- _What you will do_
Your task is to copy every line of the entries that holds the word "estudiantes".

- _Text content records for pages_

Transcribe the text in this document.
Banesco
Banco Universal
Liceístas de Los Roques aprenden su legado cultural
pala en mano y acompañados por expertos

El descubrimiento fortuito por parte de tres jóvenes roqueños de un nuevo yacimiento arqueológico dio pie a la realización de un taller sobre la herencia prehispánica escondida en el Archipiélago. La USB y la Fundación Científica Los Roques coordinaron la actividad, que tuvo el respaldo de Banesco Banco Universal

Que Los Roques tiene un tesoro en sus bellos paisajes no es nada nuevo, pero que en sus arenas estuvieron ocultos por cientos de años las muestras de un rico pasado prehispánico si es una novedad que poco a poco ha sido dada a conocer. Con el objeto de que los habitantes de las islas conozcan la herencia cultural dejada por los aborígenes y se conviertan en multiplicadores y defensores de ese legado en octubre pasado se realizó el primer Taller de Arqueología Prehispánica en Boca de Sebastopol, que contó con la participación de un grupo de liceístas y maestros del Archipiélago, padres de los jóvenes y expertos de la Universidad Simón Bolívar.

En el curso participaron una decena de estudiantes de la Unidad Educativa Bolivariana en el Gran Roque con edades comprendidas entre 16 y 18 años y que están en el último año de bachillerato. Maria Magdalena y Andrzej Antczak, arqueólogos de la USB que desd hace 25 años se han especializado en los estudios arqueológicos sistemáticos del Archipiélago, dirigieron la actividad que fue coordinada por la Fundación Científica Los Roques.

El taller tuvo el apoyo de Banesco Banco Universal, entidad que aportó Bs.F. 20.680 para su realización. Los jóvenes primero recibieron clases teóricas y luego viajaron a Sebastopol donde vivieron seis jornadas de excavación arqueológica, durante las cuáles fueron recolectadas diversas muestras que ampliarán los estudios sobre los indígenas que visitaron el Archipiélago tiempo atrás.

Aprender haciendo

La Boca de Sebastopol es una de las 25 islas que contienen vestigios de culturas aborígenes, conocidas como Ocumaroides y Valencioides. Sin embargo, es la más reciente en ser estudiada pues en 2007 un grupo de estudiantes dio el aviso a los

- _Response_
En el curso participaron una decena de estudiantes de la Unidad Educativa Bolivariana en el Gran Roque con edades comprendidas entre 16 y 18 años y que están en el último año de bachillerato. Maria Magdalena y Andrzej Antczak, arqueólogos de la USB que desd hace 25 años se han especializado en los estudios arqueológicos sistemáticos del Archipiélago, dirigieron la actividad que fue coordinada por la Fundación Científica Los Roques.
La Boca de Sebastopol es una de las 25 islas que contienen vestigios de culturas aborígenes, conocidas como Ocumaroides y Valencioides. Sin embargo, es la más reciente en ser estudiada pues en 2007 un grupo de estudiantes dio el aviso a los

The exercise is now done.